--- start Selected extract ---
The Balkan nation is approaching its seventh such vote in less than four years, with political factions unable to establish a stable governing coalition. The crisis has hindered efforts to adopt the euro, delayed European Union recovery funding and postponed a number of administrative appointments.

Radev rejected a proposed interim cabinet lineup on Monday, saying that Interior Minister Kalin Stoyanov wouldn’t be able to guarantee fair elections if he continued in that role. 

The minister has come under scrutiny across the political spectrum for his alleged ties with controversial lawmaker Delyan Peevski, who is sanctioned by the US for corruption. Stoyanov has denied having ties with the political world and calls the accusations attacks against him and his ministry. 

The next election will now be postponed until after Oct 20, Radev told Prime Minister-designate Goritsa Grancharova-Kozhareva, saying that the choice of Stoyanov left her with “responsibility for a potential constitutional crisis”. 

A Nato-trained Air Force general, Radev has confronted criticism for taking stances echoing the Kremlin and for a reluctance to provide military aid to Ukraine. After appointing several interim governments unilaterally since 2021, political parties amended the constitution to reduce his powers, leaving him with fewer options to form caretaker administrations.
--- end Selected extract ---
--- start Data entries ---
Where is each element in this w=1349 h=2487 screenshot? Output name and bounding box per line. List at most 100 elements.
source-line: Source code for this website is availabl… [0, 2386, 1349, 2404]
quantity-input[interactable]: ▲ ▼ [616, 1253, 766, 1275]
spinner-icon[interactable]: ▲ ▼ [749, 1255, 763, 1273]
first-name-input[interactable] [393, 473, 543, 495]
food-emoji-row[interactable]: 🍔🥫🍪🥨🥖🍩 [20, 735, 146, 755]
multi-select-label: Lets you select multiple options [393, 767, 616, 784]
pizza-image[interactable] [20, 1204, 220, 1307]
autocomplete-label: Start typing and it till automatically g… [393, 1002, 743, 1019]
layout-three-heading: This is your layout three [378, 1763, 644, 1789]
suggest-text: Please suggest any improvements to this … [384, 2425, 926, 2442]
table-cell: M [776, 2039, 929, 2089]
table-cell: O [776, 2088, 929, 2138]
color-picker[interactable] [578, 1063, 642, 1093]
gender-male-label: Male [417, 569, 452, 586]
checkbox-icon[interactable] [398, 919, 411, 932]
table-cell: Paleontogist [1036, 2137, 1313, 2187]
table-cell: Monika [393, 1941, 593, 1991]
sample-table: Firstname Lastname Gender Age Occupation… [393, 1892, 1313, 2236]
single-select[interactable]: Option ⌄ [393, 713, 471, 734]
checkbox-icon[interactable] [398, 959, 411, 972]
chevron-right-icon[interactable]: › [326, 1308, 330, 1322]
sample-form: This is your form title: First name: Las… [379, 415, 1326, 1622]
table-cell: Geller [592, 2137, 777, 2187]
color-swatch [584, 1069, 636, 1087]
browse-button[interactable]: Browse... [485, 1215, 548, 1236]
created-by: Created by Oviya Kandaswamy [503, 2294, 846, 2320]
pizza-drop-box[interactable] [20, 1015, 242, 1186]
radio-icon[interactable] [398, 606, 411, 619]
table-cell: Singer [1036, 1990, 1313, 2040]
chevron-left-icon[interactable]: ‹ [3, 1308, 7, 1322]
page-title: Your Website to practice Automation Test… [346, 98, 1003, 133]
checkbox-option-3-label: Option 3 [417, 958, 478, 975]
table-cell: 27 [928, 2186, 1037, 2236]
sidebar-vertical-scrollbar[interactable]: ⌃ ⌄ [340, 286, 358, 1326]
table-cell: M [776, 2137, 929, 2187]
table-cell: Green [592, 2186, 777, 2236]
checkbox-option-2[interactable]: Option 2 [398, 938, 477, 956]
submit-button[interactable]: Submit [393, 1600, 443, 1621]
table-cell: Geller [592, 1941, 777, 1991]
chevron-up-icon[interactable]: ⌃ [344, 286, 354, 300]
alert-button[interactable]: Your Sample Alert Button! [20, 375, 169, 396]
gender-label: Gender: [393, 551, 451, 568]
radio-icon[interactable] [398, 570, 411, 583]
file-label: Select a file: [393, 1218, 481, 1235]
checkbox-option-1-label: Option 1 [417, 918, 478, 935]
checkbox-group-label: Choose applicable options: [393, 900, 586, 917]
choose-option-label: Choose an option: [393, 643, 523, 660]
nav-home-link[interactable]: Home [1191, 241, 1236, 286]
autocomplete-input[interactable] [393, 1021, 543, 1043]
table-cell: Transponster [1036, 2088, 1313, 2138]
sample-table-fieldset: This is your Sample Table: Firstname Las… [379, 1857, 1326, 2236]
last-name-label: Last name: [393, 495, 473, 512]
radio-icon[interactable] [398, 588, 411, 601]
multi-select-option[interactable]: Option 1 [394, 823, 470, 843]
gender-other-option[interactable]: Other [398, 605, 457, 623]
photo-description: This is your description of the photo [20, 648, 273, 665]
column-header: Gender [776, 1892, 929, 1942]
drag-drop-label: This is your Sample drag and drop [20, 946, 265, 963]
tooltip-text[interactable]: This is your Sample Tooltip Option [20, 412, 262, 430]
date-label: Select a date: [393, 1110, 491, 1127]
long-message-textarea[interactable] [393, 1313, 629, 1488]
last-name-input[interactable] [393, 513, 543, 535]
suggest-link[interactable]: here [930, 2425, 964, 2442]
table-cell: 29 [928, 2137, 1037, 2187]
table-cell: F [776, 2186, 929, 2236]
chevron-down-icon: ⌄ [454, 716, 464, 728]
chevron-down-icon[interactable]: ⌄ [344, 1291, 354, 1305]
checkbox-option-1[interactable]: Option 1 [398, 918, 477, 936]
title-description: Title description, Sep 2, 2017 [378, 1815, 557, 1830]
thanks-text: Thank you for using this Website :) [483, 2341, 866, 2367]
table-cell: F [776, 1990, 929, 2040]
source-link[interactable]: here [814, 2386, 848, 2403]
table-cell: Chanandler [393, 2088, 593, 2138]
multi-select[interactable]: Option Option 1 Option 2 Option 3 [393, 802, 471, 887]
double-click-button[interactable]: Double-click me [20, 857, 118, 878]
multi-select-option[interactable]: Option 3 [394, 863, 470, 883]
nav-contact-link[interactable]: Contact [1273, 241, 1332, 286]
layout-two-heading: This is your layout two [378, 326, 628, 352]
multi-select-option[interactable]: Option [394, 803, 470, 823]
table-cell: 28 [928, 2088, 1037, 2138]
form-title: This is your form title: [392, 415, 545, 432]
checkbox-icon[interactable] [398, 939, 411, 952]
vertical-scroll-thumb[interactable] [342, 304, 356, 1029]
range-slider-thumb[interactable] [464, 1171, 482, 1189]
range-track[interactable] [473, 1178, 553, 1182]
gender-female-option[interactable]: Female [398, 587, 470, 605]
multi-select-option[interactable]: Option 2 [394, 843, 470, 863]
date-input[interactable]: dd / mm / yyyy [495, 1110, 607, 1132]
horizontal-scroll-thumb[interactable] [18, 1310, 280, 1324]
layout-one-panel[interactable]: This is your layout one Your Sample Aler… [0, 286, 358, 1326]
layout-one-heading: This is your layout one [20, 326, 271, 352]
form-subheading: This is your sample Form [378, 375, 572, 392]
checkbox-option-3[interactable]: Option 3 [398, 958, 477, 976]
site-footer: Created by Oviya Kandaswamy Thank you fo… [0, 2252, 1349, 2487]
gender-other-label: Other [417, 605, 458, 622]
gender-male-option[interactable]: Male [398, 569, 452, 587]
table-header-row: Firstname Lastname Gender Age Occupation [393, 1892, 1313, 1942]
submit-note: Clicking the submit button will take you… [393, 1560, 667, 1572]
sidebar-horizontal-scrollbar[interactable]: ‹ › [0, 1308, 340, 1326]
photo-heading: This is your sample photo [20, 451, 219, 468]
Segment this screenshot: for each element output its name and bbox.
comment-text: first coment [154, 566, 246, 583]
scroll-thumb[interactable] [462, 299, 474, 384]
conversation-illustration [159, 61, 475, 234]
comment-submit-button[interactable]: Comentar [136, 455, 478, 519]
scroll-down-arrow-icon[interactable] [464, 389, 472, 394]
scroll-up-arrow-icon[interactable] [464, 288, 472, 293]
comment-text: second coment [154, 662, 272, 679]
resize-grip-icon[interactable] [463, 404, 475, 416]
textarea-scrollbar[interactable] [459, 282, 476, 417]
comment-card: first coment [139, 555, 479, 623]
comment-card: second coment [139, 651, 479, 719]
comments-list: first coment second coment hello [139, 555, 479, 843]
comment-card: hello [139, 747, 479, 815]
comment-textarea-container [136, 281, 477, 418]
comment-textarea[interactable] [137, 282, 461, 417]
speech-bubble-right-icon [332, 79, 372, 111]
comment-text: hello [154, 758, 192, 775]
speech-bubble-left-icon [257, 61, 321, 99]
--- end Data entries ---
Requirements:
1: According to the news excerpt on the Balkan nation's election crisis, which official did Radev say would be unable to guarantee fair elections if he stayed in his role?
2: Extend the news excerpt on the Balkan nation's election crisis, picking up after its final sentence.

Replies:
1: Interior Minister Kalin Stoyanov.

2:
Radev is now forced to pick an interim premier among several administrative figures, including the ombudsman, the head of the audit office and its deputies, the central bank management team and the parliamentary speaker. Most of them have already refused the job, and some are yet to be appointed by lawmakers, though the president urged parliament to speed up that process.

Polls suggest the next election is again unlikely to produce a stable majority, with a new vote possible in early 2025. Radev didn’t suggest an alternative date for the ballot, though he said he’d continue talks with other potential premiers to limit the turmoil.